## RECORDS SHOWN
☆ ☆ ☆ ☆ ☆ ☆ ☆

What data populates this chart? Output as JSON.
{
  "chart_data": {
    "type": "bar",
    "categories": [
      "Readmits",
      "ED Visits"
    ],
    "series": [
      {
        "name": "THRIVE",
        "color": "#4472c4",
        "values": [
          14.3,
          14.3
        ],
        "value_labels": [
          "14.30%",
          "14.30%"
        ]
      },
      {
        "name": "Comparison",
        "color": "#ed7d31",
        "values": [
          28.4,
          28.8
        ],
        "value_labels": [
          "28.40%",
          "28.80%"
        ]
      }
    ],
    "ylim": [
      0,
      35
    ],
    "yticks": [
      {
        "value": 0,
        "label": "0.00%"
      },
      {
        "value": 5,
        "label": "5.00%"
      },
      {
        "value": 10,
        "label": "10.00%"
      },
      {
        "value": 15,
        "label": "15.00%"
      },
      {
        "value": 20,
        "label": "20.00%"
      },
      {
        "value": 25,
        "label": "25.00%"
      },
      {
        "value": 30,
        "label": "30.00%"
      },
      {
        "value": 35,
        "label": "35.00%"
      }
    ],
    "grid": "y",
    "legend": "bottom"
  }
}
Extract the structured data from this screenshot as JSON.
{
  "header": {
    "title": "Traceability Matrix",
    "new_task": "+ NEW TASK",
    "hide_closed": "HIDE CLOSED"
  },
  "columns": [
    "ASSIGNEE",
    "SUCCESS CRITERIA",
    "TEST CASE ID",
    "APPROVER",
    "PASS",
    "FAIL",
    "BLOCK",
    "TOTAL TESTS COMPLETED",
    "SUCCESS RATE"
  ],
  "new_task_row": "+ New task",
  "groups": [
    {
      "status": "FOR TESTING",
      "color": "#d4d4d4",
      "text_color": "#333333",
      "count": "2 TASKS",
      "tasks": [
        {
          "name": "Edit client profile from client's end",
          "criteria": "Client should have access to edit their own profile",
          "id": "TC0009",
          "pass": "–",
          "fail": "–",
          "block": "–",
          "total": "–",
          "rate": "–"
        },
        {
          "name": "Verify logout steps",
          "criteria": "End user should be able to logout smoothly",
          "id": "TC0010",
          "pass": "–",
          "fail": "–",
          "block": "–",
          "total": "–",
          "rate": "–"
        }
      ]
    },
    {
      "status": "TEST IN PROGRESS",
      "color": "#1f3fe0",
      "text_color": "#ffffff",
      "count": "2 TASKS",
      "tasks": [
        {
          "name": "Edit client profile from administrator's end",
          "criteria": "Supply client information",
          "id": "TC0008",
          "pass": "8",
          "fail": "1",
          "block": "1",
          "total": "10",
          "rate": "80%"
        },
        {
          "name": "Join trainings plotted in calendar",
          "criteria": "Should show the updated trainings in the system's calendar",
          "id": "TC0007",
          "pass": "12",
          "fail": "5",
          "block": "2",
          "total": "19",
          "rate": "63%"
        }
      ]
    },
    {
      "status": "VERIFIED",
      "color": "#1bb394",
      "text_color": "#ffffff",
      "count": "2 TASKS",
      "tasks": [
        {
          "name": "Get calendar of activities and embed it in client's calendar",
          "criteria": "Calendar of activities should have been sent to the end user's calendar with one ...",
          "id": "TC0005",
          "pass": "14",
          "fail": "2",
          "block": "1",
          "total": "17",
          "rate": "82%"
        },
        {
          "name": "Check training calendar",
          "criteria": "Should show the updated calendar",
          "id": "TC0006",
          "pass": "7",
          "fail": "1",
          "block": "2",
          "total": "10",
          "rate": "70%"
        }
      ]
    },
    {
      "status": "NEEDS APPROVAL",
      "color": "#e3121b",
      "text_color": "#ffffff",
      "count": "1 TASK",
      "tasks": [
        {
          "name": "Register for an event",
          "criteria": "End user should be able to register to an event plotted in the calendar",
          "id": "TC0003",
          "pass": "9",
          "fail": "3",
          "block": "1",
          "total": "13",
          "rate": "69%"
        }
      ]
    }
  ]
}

☆ ☆ ☆ ☆ ☆ ☆ ☆

## WORK INSTRUCTIONS
Extract each record, keeping it identical to the original.

## TASK RESULT
What data populates this chart? Output as JSON.
{
  "chart_data": {
    "type": "bar",
    "categories": [
      "Readmits",
      "ED Visits"
    ],
    "series": [
      {
        "name": "THRIVE",
        "color": "#4472c4",
        "values": [
          14.3,
          14.3
        ],
        "value_labels": [
          "14.30%",
          "14.30%"
        ]
      },
      {
        "name": "Comparison",
        "color": "#ed7d31",
        "values": [
          28.4,
          28.8
        ],
        "value_labels": [
          "28.40%",
          "28.80%"
        ]
      }
    ],
    "ylim": [
      0,
      35
    ],
    "yticks": [
      {
        "value": 0,
        "label": "0.00%"
      },
      {
        "value": 5,
        "label": "5.00%"
      },
      {
        "value": 10,
        "label": "10.00%"
      },
      {
        "value": 15,
        "label": "15.00%"
      },
      {
        "value": 20,
        "label": "20.00%"
      },
      {
        "value": 25,
        "label": "25.00%"
      },
      {
        "value": 30,
        "label": "30.00%"
      },
      {
        "value": 35,
        "label": "35.00%"
      }
    ],
    "grid": "y",
    "legend": "bottom"
  }
}
Extract the structured data from this screenshot as JSON.
{
  "header": {
    "title": "Traceability Matrix",
    "new_task": "+ NEW TASK",
    "hide_closed": "HIDE CLOSED"
  },
  "columns": [
    "ASSIGNEE",
    "SUCCESS CRITERIA",
    "TEST CASE ID",
    "APPROVER",
    "PASS",
    "FAIL",
    "BLOCK",
    "TOTAL TESTS COMPLETED",
    "SUCCESS RATE"
  ],
  "new_task_row": "+ New task",
  "groups": [
    {
      "status": "FOR TESTING",
      "color": "#d4d4d4",
      "text_color": "#333333",
      "count": "2 TASKS",
      "tasks": [
        {
          "name": "Edit client profile from client's end",
          "criteria": "Client should have access to edit their own profile",
          "id": "TC0009",
          "pass": "–",
          "fail": "–",
          "block": "–",
          "total": "–",
          "rate": "–"
        },
        {
          "name": "Verify logout steps",
          "criteria": "End user should be able to logout smoothly",
          "id": "TC0010",
          "pass": "–",
          "fail": "–",
          "block": "–",
          "total": "–",
          "rate": "–"
        }
      ]
    },
    {
      "status": "TEST IN PROGRESS",
      "color": "#1f3fe0",
      "text_color": "#ffffff",
      "count": "2 TASKS",
      "tasks": [
        {
          "name": "Edit client profile from administrator's end",
          "criteria": "Supply client information",
          "id": "TC0008",
          "pass": "8",
          "fail": "1",
          "block": "1",
          "total": "10",
          "rate": "80%"
        },
        {
          "name": "Join trainings plotted in calendar",
          "criteria": "Should show the updated trainings in the system's calendar",
          "id": "TC0007",
          "pass": "12",
          "fail": "5",
          "block": "2",
          "total": "19",
          "rate": "63%"
        }
      ]
    },
    {
      "status": "VERIFIED",
      "color": "#1bb394",
      "text_color": "#ffffff",
      "count": "2 TASKS",
      "tasks": [
        {
          "name": "Get calendar of activities and embed it in client's calendar",
          "criteria": "Calendar of activities should have been sent to the end user's calendar with one ...",
          "id": "TC0005",
          "pass": "14",
          "fail": "2",
          "block": "1",
          "total": "17",
          "rate": "82%"
        },
        {
          "name": "Check training calendar",
          "criteria": "Should show the updated calendar",
          "id": "TC0006",
          "pass": "7",
          "fail": "1",
          "block": "2",
          "total": "10",
          "rate": "70%"
        }
      ]
    },
    {
      "status": "NEEDS APPROVAL",
      "color": "#e3121b",
      "text_color": "#ffffff",
      "count": "1 TASK",
      "tasks": [
        {
          "name": "Register for an event",
          "criteria": "End user should be able to register to an event plotted in the calendar",
          "id": "TC0003",
          "pass": "9",
          "fail": "3",
          "block": "1",
          "total": "13",
          "rate": "69%"
        }
      ]
    }
  ]
}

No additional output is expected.